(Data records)
>>>>

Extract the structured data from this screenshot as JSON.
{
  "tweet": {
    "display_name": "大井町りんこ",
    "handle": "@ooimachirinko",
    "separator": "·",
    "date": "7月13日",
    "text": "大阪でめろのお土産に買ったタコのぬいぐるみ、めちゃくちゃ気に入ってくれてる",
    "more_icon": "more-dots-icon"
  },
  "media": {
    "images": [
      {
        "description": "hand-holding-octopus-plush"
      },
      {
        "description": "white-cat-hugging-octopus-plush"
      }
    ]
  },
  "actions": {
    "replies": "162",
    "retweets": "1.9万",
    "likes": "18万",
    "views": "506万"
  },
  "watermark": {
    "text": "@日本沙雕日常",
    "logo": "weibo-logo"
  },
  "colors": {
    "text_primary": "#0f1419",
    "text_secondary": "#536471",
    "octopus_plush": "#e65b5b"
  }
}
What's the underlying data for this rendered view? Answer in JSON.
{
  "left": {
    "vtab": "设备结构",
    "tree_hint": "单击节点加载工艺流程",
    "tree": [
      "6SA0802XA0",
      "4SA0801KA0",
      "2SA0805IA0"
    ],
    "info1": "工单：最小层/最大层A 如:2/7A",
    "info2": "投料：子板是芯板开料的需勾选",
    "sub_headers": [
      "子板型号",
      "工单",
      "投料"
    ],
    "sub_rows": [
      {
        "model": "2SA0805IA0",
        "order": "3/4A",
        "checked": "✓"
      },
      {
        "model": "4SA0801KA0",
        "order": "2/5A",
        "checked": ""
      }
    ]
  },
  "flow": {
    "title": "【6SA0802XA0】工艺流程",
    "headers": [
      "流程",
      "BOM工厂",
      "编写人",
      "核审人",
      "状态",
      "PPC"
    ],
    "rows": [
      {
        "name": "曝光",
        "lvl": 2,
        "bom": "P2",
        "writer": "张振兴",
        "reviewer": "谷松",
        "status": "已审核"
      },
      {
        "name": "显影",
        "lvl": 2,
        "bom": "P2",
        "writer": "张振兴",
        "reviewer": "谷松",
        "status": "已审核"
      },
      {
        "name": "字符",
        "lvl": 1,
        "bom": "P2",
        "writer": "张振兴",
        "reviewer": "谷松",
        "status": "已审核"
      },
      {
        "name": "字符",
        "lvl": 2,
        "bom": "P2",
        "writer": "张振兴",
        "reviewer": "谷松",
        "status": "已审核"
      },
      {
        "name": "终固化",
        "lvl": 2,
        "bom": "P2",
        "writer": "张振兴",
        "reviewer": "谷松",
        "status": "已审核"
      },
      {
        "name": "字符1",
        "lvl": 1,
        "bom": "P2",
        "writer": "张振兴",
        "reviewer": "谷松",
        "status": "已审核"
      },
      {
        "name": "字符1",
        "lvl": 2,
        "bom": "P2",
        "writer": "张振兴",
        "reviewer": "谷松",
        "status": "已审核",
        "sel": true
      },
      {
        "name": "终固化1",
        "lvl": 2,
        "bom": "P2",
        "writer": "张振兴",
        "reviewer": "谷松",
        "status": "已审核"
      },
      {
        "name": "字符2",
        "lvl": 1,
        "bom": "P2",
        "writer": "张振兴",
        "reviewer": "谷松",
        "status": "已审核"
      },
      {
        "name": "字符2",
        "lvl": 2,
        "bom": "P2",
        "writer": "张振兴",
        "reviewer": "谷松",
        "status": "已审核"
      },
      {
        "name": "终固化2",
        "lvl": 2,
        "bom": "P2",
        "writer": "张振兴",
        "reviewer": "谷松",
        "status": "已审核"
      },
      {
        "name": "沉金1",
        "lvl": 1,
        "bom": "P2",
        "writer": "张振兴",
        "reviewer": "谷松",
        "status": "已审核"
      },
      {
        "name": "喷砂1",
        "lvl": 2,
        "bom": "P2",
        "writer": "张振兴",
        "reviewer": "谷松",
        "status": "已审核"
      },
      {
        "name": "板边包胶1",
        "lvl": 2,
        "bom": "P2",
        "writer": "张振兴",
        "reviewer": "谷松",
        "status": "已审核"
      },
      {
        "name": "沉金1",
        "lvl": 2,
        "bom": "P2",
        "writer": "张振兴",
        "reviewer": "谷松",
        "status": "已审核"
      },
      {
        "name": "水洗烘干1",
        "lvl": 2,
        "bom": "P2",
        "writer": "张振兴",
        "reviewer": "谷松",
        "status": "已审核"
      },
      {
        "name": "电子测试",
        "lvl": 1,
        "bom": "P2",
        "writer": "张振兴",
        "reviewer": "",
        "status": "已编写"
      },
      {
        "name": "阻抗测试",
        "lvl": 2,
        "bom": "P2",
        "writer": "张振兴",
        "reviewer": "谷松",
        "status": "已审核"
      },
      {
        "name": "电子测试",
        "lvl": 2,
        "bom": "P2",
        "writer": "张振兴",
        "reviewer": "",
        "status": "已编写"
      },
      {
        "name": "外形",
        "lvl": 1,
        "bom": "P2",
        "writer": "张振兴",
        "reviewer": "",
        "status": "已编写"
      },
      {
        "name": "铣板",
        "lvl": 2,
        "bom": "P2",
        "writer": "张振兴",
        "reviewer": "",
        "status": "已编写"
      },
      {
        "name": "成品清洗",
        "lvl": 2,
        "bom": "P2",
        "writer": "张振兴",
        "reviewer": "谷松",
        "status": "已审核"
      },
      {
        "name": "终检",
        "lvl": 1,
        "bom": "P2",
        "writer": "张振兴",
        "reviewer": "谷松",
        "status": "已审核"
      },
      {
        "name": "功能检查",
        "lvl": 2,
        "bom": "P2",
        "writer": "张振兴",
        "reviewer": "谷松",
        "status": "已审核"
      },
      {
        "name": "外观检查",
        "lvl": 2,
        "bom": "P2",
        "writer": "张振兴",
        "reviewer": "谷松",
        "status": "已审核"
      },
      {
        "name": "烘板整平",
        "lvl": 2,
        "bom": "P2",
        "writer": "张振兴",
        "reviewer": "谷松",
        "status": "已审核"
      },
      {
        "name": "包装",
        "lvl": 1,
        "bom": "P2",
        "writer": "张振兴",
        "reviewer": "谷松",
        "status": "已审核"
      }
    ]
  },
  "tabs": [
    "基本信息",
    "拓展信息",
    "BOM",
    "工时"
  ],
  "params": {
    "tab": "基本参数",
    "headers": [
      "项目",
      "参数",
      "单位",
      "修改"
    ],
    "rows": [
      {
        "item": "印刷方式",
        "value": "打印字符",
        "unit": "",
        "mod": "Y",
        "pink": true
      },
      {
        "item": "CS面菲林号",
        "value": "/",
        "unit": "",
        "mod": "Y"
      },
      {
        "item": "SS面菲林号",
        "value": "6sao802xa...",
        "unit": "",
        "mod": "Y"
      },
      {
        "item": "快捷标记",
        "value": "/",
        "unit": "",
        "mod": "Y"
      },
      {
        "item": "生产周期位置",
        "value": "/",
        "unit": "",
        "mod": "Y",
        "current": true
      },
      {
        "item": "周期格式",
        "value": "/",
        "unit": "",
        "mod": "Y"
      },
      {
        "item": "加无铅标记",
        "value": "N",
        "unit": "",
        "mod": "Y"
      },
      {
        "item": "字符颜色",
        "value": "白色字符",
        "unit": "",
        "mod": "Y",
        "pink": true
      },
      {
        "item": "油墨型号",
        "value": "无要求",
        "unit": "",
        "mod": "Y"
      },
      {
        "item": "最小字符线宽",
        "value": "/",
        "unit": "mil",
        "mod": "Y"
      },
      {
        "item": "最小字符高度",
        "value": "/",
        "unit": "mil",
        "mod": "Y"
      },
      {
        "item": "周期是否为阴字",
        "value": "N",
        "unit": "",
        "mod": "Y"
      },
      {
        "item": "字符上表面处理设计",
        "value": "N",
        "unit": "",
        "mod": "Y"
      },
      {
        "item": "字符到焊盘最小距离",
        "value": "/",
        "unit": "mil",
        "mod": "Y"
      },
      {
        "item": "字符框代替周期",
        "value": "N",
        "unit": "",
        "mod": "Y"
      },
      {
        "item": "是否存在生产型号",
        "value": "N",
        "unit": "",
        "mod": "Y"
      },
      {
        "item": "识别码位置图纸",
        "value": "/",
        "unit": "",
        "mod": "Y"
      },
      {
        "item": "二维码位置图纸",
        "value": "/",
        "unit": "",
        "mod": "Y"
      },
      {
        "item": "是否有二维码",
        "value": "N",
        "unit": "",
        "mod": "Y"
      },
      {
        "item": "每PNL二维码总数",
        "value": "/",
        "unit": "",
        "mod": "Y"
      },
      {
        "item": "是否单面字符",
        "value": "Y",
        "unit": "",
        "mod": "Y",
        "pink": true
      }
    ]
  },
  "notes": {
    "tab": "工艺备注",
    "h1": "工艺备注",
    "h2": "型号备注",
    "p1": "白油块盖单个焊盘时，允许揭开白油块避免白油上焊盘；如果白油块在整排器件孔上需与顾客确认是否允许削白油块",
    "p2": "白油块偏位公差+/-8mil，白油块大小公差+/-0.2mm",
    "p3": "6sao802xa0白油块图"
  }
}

<<<<

* Written task:
Go through the material and select each line with the string "JSON" in it.

* Solution:
Extract the structured data from this screenshot as JSON.
What's the underlying data for this rendered view? Answer in JSON.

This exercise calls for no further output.